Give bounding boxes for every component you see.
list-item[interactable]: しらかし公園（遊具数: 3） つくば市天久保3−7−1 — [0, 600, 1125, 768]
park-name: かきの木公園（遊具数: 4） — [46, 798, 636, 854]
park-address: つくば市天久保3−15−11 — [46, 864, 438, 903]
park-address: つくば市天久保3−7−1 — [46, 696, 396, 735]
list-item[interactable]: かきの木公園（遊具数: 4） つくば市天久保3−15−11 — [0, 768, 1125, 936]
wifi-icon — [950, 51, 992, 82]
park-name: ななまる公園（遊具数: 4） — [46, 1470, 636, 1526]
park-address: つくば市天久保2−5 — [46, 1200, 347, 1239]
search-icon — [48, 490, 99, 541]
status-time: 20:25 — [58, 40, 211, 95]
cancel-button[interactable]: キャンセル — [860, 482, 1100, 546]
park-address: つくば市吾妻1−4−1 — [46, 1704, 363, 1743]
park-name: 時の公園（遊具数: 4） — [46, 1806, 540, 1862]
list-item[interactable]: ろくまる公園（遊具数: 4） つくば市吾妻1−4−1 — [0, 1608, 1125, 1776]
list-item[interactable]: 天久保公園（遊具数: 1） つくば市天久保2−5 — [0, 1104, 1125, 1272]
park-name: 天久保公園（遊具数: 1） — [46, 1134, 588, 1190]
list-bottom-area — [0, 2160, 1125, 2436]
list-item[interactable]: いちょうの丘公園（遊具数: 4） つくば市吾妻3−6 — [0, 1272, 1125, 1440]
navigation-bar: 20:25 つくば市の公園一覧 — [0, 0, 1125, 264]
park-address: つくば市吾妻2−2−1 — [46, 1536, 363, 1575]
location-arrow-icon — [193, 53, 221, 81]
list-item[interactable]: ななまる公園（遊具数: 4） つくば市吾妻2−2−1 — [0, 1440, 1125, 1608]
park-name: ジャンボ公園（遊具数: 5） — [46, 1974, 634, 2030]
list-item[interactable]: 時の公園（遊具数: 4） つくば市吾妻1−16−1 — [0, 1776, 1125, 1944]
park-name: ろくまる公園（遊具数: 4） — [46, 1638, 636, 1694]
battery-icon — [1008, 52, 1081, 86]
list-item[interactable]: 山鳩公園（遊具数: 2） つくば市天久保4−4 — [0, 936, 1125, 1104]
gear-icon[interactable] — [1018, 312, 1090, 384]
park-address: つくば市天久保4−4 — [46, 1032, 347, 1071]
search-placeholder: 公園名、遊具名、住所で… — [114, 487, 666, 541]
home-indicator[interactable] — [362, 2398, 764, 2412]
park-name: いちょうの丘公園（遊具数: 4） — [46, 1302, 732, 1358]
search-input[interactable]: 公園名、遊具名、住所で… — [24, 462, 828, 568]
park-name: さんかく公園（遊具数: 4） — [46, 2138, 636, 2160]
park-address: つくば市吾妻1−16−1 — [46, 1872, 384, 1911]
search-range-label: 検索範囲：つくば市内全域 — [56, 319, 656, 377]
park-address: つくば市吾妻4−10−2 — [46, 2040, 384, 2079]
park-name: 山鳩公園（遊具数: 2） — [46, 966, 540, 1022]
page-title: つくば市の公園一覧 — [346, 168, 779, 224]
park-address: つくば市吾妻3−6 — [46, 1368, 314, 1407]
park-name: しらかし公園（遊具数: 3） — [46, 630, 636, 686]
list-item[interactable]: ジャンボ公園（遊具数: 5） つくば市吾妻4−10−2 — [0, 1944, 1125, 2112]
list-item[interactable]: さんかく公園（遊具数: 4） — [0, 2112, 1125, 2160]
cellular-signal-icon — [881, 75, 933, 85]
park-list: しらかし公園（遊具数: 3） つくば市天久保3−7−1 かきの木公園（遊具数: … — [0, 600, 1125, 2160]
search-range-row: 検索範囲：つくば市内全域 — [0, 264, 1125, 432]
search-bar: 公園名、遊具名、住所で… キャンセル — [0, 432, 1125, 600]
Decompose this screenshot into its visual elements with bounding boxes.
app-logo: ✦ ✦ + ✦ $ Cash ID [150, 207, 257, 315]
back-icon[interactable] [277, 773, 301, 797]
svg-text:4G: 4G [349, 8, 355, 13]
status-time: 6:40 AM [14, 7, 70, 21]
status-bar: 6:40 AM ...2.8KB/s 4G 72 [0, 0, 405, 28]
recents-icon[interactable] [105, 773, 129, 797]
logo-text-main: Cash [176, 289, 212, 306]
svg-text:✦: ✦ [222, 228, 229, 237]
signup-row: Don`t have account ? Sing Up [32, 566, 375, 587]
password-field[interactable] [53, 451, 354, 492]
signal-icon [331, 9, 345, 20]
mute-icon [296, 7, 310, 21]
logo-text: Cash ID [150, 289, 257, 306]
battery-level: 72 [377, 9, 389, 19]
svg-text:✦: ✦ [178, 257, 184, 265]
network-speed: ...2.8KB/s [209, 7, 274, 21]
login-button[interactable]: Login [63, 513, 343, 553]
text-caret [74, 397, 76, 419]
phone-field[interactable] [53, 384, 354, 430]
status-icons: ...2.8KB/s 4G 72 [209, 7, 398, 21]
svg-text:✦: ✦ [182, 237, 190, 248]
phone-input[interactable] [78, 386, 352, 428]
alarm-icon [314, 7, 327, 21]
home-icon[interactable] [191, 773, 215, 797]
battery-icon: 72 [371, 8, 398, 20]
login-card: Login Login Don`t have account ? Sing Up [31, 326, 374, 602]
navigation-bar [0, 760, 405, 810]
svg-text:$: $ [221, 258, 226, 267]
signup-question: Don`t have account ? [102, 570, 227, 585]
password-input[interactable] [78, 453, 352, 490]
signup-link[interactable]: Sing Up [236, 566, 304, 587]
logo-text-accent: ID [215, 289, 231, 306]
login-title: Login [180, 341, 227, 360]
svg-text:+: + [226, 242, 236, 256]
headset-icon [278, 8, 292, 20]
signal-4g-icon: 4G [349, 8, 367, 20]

——

* _Do this_: Copy out the listing from its first line through the line containing "park-address: つくば市天久保3−7−1 —", with both of those lines included.

* _Response to the exercise_:
Give bounding boxes for every component you see.
list-item[interactable]: しらかし公園（遊具数: 3） つくば市天久保3−7−1 — [0, 600, 1125, 768]
park-name: かきの木公園（遊具数: 4） — [46, 798, 636, 854]
park-address: つくば市天久保3−15−11 — [46, 864, 438, 903]
park-address: つくば市天久保3−7−1 — [46, 696, 396, 735]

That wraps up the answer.